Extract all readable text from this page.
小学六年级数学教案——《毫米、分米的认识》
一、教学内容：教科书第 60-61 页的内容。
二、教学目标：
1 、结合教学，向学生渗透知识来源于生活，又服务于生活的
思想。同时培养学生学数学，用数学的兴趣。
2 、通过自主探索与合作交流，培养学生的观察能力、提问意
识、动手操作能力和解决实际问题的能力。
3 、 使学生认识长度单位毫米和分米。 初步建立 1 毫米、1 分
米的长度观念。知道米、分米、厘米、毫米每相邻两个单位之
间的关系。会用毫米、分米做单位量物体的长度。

* * *

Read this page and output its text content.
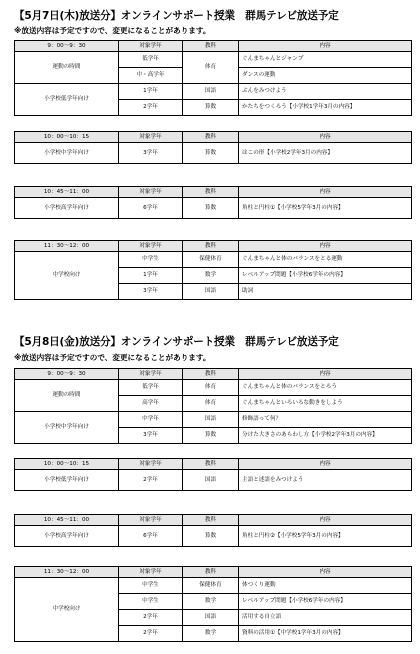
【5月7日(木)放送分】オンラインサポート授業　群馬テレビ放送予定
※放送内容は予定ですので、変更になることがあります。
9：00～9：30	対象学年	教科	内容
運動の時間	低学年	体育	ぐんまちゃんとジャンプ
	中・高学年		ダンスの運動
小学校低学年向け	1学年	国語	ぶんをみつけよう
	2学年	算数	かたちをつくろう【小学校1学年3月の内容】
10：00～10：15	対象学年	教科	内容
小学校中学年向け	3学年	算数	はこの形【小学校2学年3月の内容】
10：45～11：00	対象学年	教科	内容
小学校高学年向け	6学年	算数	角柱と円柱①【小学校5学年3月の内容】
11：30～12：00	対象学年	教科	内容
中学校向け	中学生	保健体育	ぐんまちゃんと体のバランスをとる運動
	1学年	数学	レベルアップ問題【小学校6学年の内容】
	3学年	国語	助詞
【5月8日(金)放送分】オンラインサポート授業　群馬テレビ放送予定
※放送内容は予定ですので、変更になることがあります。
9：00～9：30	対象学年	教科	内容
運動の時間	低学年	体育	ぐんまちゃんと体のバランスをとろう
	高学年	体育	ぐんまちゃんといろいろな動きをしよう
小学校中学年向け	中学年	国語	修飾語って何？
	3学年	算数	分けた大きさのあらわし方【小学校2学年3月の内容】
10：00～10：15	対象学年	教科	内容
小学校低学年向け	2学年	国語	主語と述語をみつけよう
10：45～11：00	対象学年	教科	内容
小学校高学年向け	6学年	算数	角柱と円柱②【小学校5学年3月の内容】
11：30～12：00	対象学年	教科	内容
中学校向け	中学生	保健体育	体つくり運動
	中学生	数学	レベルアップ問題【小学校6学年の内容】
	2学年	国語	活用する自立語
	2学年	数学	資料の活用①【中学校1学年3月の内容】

==

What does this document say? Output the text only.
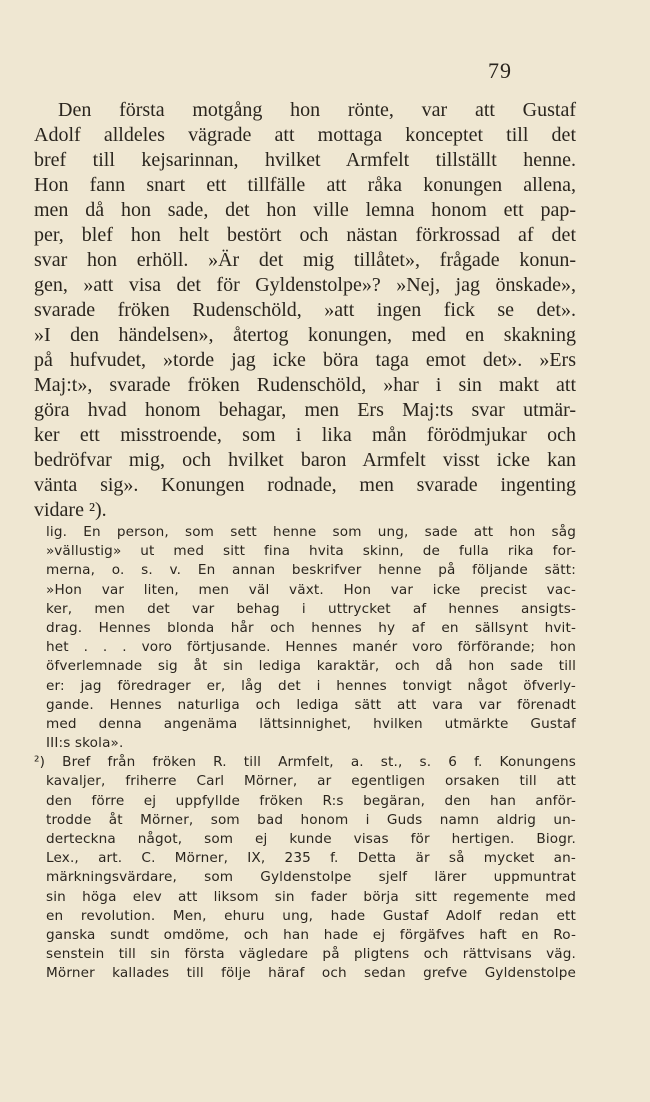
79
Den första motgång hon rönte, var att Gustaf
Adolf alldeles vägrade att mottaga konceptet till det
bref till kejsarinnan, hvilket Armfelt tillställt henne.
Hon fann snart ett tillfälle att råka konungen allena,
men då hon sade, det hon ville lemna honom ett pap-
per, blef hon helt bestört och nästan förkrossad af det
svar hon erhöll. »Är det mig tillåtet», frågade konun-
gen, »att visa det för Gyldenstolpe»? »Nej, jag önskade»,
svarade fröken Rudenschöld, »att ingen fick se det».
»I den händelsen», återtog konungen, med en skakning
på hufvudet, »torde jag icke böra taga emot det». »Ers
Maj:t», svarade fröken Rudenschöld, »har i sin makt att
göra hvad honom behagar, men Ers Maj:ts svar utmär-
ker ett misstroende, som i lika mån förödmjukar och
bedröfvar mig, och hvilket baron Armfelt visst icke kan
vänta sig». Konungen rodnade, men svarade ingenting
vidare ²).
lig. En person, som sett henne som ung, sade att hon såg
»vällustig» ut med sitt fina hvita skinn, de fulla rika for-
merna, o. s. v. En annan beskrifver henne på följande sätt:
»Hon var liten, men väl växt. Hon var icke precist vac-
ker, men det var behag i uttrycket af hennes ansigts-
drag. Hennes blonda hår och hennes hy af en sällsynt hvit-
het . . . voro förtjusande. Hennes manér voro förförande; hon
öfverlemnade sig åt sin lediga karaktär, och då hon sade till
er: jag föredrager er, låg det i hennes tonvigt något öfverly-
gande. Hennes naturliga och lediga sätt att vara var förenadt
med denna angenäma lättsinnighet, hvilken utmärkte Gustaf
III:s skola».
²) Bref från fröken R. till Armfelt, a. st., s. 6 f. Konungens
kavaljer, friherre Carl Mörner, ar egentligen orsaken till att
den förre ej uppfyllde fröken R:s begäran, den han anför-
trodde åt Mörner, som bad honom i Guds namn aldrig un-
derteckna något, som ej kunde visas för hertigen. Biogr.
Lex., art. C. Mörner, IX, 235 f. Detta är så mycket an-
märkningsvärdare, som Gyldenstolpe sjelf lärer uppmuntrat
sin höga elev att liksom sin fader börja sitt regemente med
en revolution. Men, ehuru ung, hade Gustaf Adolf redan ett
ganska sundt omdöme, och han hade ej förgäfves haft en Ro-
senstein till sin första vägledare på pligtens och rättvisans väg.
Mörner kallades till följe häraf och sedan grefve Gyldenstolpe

**EXERCISE OBJECTIVE**
Extract lines where the string "Armfelt" occurs.

**ANSWER TO THE EXERCISE**
bref till kejsarinnan, hvilket Armfelt tillställt henne.
bedröfvar mig, och hvilket baron Armfelt visst icke kan
²) Bref från fröken R. till Armfelt, a. st., s. 6 f. Konungens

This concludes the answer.